- Data shown
☆ ☆ ☆

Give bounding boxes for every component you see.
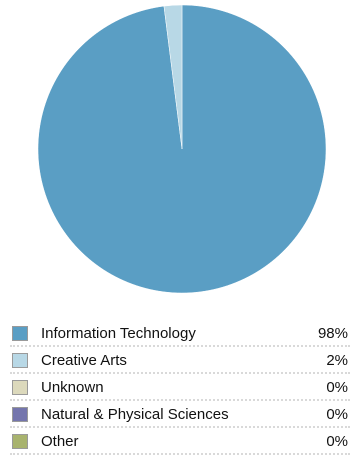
- pie-chart: [37, 4, 327, 294]
- legend-label-natural-physical-sciences: Natural & Physical Sciences: [41, 406, 229, 423]
- legend-item-creative-arts: Creative Arts 2%: [10, 347, 350, 374]
- legend-value-information-technology: 98%: [317, 325, 348, 342]
- legend-swatch-other: [12, 434, 28, 449]
- legend-swatch-unknown: [12, 380, 28, 395]
- legend-label-information-technology: Information Technology: [41, 325, 196, 342]
- legend-value-natural-physical-sciences: 0%: [326, 406, 348, 423]
- legend-item-information-technology: Information Technology 98%: [10, 320, 350, 347]
- legend-value-creative-arts: 2%: [326, 352, 348, 369]
- legend-label-unknown: Unknown: [41, 379, 104, 396]
- legend-swatch-creative-arts: [12, 353, 28, 368]
- legend-item-natural-physical-sciences: Natural & Physical Sciences 0%: [10, 401, 350, 428]
- legend-swatch-natural-physical-sciences: [12, 407, 28, 422]
- legend-label-creative-arts: Creative Arts: [41, 352, 127, 369]
- legend-item-other: Other 0%: [10, 428, 350, 455]
- legend: Information Technology 98% Creative Arts…: [10, 320, 350, 455]
- legend-value-unknown: 0%: [326, 379, 348, 396]
- pie-slice-creative-arts: [163, 4, 183, 150]
- legend-label-other: Other: [41, 433, 79, 450]
- legend-item-unknown: Unknown 0%: [10, 374, 350, 401]
- legend-value-other: 0%: [326, 433, 348, 450]
- legend-swatch-information-technology: [12, 326, 28, 341]
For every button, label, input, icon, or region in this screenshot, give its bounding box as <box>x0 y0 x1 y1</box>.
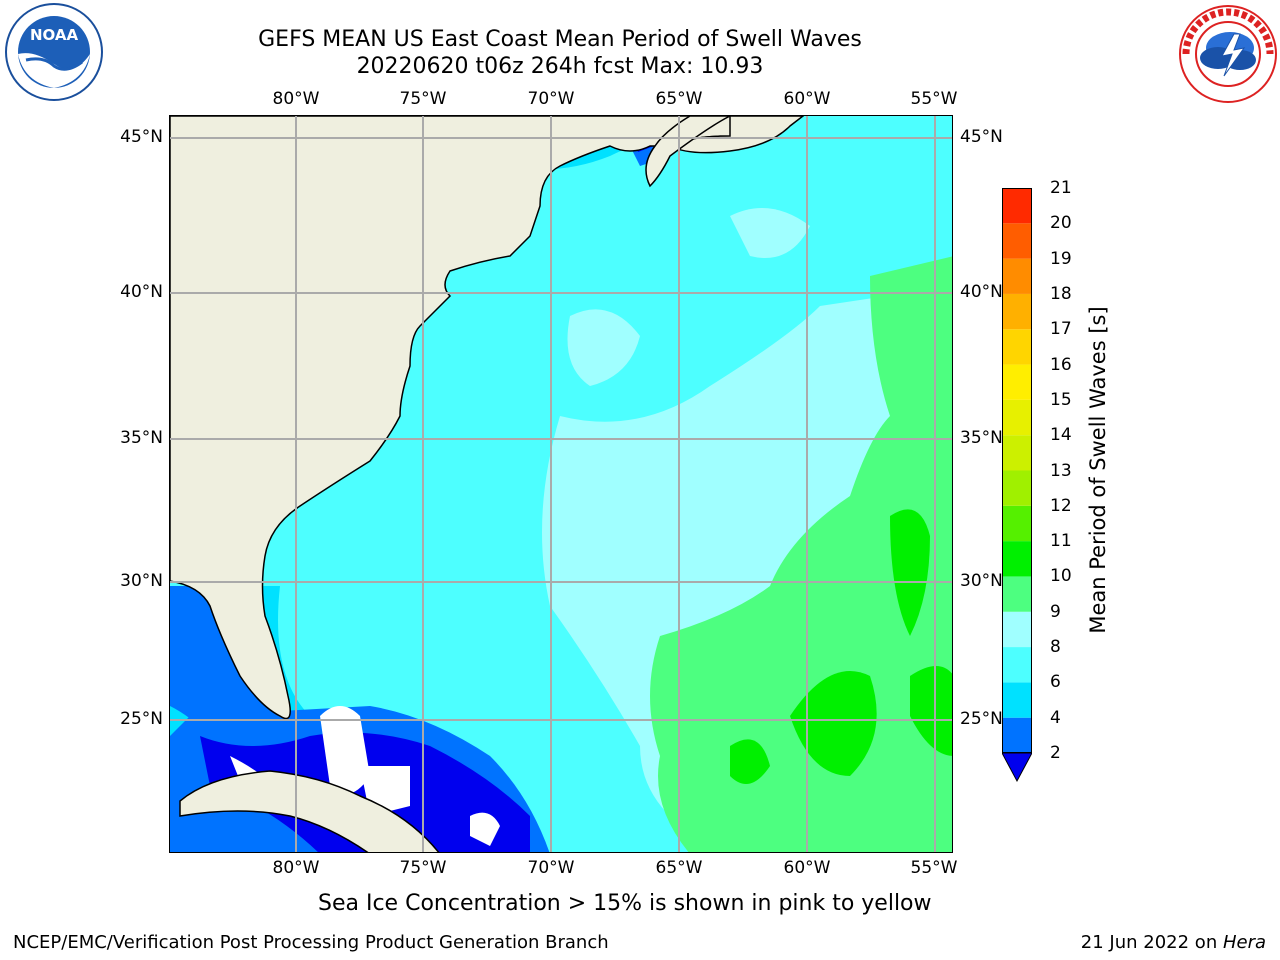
nws-logo <box>1179 5 1277 103</box>
lat-label-left: 25°N <box>120 709 163 729</box>
lon-label-top: 75°W <box>399 89 447 109</box>
sea-ice-note-text: Sea Ice Concentration > 15% is shown in … <box>318 891 932 916</box>
map-gridlines <box>170 116 952 852</box>
colorbar-band <box>1002 505 1032 542</box>
colorbar-title: Mean Period of Swell Waves [s] <box>1086 306 1110 634</box>
colorbar-tick-label: 20 <box>1050 213 1072 234</box>
noaa-logo: NOAA <box>5 3 103 101</box>
colorbar-band <box>1002 611 1032 648</box>
colorbar-tick-label: 10 <box>1050 566 1072 587</box>
colorbar-tick-label: 21 <box>1050 178 1072 198</box>
lon-label-bottom: 70°W <box>527 858 575 878</box>
colorbar-band <box>1002 470 1032 506</box>
us-east-coast-land <box>170 116 804 720</box>
colorbar-tick-label: 19 <box>1050 248 1072 269</box>
lat-label-right: 40°N <box>960 282 1003 302</box>
lon-label-top: 55°W <box>910 89 958 109</box>
colorbar-band <box>1002 576 1032 612</box>
colorbar-tick-label: 6 <box>1050 672 1061 693</box>
lat-label-left: 45°N <box>120 127 163 147</box>
colorbar-band <box>1002 647 1032 683</box>
colorbar-band <box>1002 188 1032 224</box>
colorbar-band <box>1002 717 1032 753</box>
lat-label-left: 35°N <box>120 428 163 448</box>
colorbar-tick-label: 17 <box>1050 319 1072 340</box>
colorbar <box>1002 188 1032 783</box>
lat-label-right: 25°N <box>960 709 1003 729</box>
lon-label-top: 65°W <box>655 89 703 109</box>
colorbar-tick-label: 9 <box>1050 601 1061 622</box>
footer-date: 21 Jun 2022 on Hera <box>1081 932 1266 953</box>
footer-date-text: 21 Jun 2022 on <box>1080 932 1223 953</box>
lat-label-left: 40°N <box>120 282 163 302</box>
colorbar-tick-label: 14 <box>1050 425 1072 446</box>
lon-label-top: 70°W <box>527 89 575 109</box>
lon-label-top: 60°W <box>783 89 831 109</box>
lon-label-bottom: 65°W <box>655 858 703 878</box>
swell-period-map <box>170 116 952 852</box>
colorbar-tick-label: 16 <box>1050 354 1072 375</box>
colorbar-band <box>1002 258 1032 294</box>
colorbar-tick-label: 2 <box>1050 743 1061 763</box>
period-below-2-region <box>200 732 530 852</box>
lat-label-right: 35°N <box>960 428 1003 448</box>
colorbar-tick-label: 15 <box>1050 389 1072 410</box>
colorbar-band <box>1002 435 1032 471</box>
map-title: GEFS MEAN US East Coast Mean Period of S… <box>258 27 862 52</box>
map-panel <box>169 115 953 853</box>
colorbar-band <box>1002 293 1032 330</box>
colorbar-band <box>1002 682 1032 718</box>
lat-label-left: 30°N <box>120 571 163 591</box>
svg-text:NOAA: NOAA <box>30 26 79 44</box>
lon-label-top: 80°W <box>272 89 320 109</box>
colorbar-band <box>1002 223 1032 259</box>
lat-label-right: 30°N <box>960 571 1003 591</box>
footer-machine: Hera <box>1222 932 1266 953</box>
period-2-4-region <box>170 586 274 746</box>
colorbar-band <box>1002 364 1032 400</box>
cuba-land <box>179 770 440 852</box>
map-subtitle: 20220620 t06z 264h fcst Max: 10.93 <box>356 54 764 79</box>
colorbar-band <box>1002 399 1032 436</box>
lon-label-bottom: 55°W <box>910 858 958 878</box>
colorbar-tick-label: 4 <box>1050 707 1061 728</box>
colorbar-extend-triangle <box>1002 752 1032 783</box>
colorbar-tick-label: 8 <box>1050 637 1061 658</box>
lon-label-bottom: 75°W <box>399 858 447 878</box>
footer-credit: NCEP/EMC/Verification Post Processing Pr… <box>13 932 609 953</box>
colorbar-band <box>1002 329 1032 365</box>
colorbar-tick-label: 18 <box>1050 283 1072 304</box>
colorbar-tick-label: 12 <box>1050 495 1072 516</box>
lon-label-bottom: 80°W <box>272 858 320 878</box>
colorbar-tick-label: 13 <box>1050 460 1072 481</box>
period-9-10-region <box>650 256 952 852</box>
lon-label-bottom: 60°W <box>783 858 831 878</box>
lat-label-right: 45°N <box>960 127 1003 147</box>
period-10-11-region <box>790 671 877 776</box>
colorbar-band <box>1002 541 1032 577</box>
colorbar-tick-label: 11 <box>1050 531 1072 552</box>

☆ ☆ ☆

Copy all of the material above word for word, leaving out the pictures.

Give bounding boxes for every component you see.
- pie-chart: [37, 4, 327, 294]
- legend-label-natural-physical-sciences: Natural & Physical Sciences: [41, 406, 229, 423]
- legend-item-creative-arts: Creative Arts 2%: [10, 347, 350, 374]
- legend-value-information-technology: 98%: [317, 325, 348, 342]
- legend-swatch-other: [12, 434, 28, 449]
- legend-swatch-unknown: [12, 380, 28, 395]
- legend-label-information-technology: Information Technology: [41, 325, 196, 342]
- legend-value-natural-physical-sciences: 0%: [326, 406, 348, 423]
- legend-item-information-technology: Information Technology 98%: [10, 320, 350, 347]
- legend-value-creative-arts: 2%: [326, 352, 348, 369]
- legend-label-unknown: Unknown: [41, 379, 104, 396]
- legend-swatch-creative-arts: [12, 353, 28, 368]
- legend-item-natural-physical-sciences: Natural & Physical Sciences 0%: [10, 401, 350, 428]
- legend-swatch-natural-physical-sciences: [12, 407, 28, 422]
- legend-label-creative-arts: Creative Arts: [41, 352, 127, 369]
- legend-item-other: Other 0%: [10, 428, 350, 455]
- legend: Information Technology 98% Creative Arts…: [10, 320, 350, 455]
- legend-value-unknown: 0%: [326, 379, 348, 396]
- pie-slice-creative-arts: [163, 4, 183, 150]
- legend-label-other: Other: [41, 433, 79, 450]
- legend-item-unknown: Unknown 0%: [10, 374, 350, 401]
- legend-value-other: 0%: [326, 433, 348, 450]
- legend-swatch-information-technology: [12, 326, 28, 341]
For every button, label, input, icon, or region in this screenshot, give its bounding box as <box>x0 y0 x1 y1</box>.
nws-logo <box>1179 5 1277 103</box>
lat-label-left: 25°N <box>120 709 163 729</box>
lon-label-top: 75°W <box>399 89 447 109</box>
sea-ice-note-text: Sea Ice Concentration > 15% is shown in … <box>318 891 932 916</box>
map-gridlines <box>170 116 952 852</box>
colorbar-band <box>1002 505 1032 542</box>
colorbar-title: Mean Period of Swell Waves [s] <box>1086 306 1110 634</box>
colorbar-tick-label: 20 <box>1050 213 1072 234</box>
noaa-logo: NOAA <box>5 3 103 101</box>
colorbar-band <box>1002 611 1032 648</box>
colorbar-tick-label: 10 <box>1050 566 1072 587</box>
colorbar-tick-label: 21 <box>1050 178 1072 198</box>
lon-label-bottom: 70°W <box>527 858 575 878</box>
colorbar-band <box>1002 470 1032 506</box>
us-east-coast-land <box>170 116 804 720</box>
colorbar-tick-label: 19 <box>1050 248 1072 269</box>
lat-label-right: 40°N <box>960 282 1003 302</box>
lon-label-top: 55°W <box>910 89 958 109</box>
colorbar-band <box>1002 576 1032 612</box>
colorbar-tick-label: 6 <box>1050 672 1061 693</box>
lat-label-left: 45°N <box>120 127 163 147</box>
colorbar-band <box>1002 647 1032 683</box>
colorbar-band <box>1002 188 1032 224</box>
colorbar-band <box>1002 717 1032 753</box>
lat-label-left: 35°N <box>120 428 163 448</box>
colorbar-tick-label: 17 <box>1050 319 1072 340</box>
colorbar <box>1002 188 1032 783</box>
lat-label-right: 25°N <box>960 709 1003 729</box>
lon-label-top: 65°W <box>655 89 703 109</box>
colorbar-tick-label: 9 <box>1050 601 1061 622</box>
footer-date: 21 Jun 2022 on Hera <box>1081 932 1266 953</box>
footer-date-text: 21 Jun 2022 on <box>1080 932 1223 953</box>
lat-label-left: 40°N <box>120 282 163 302</box>
colorbar-tick-label: 14 <box>1050 425 1072 446</box>
lon-label-top: 70°W <box>527 89 575 109</box>
lon-label-top: 60°W <box>783 89 831 109</box>
lon-label-bottom: 65°W <box>655 858 703 878</box>
swell-period-map <box>170 116 952 852</box>
colorbar-tick-label: 16 <box>1050 354 1072 375</box>
colorbar-band <box>1002 258 1032 294</box>
colorbar-tick-label: 2 <box>1050 743 1061 763</box>
period-below-2-region <box>200 732 530 852</box>
lat-label-right: 35°N <box>960 428 1003 448</box>
colorbar-tick-label: 15 <box>1050 389 1072 410</box>
colorbar-band <box>1002 435 1032 471</box>
map-title: GEFS MEAN US East Coast Mean Period of S… <box>258 27 862 52</box>
map-panel <box>169 115 953 853</box>
colorbar-band <box>1002 293 1032 330</box>
colorbar-band <box>1002 682 1032 718</box>
lat-label-left: 30°N <box>120 571 163 591</box>
svg-text:NOAA: NOAA <box>30 26 79 44</box>
lon-label-top: 80°W <box>272 89 320 109</box>
colorbar-band <box>1002 223 1032 259</box>
lat-label-right: 30°N <box>960 571 1003 591</box>
footer-machine: Hera <box>1222 932 1266 953</box>
period-2-4-region <box>170 586 274 746</box>
colorbar-band <box>1002 364 1032 400</box>
cuba-land <box>179 770 440 852</box>
map-subtitle: 20220620 t06z 264h fcst Max: 10.93 <box>356 54 764 79</box>
colorbar-band <box>1002 399 1032 436</box>
lon-label-bottom: 55°W <box>910 858 958 878</box>
colorbar-tick-label: 4 <box>1050 707 1061 728</box>
colorbar-extend-triangle <box>1002 752 1032 783</box>
colorbar-tick-label: 8 <box>1050 637 1061 658</box>
lon-label-bottom: 75°W <box>399 858 447 878</box>
footer-credit: NCEP/EMC/Verification Post Processing Pr… <box>13 932 609 953</box>
colorbar-band <box>1002 329 1032 365</box>
colorbar-tick-label: 18 <box>1050 283 1072 304</box>
colorbar-tick-label: 12 <box>1050 495 1072 516</box>
lon-label-bottom: 80°W <box>272 858 320 878</box>
colorbar-tick-label: 13 <box>1050 460 1072 481</box>
period-9-10-region <box>650 256 952 852</box>
lon-label-bottom: 60°W <box>783 858 831 878</box>
lat-label-right: 45°N <box>960 127 1003 147</box>
period-10-11-region <box>790 671 877 776</box>
colorbar-band <box>1002 541 1032 577</box>
colorbar-tick-label: 11 <box>1050 531 1072 552</box>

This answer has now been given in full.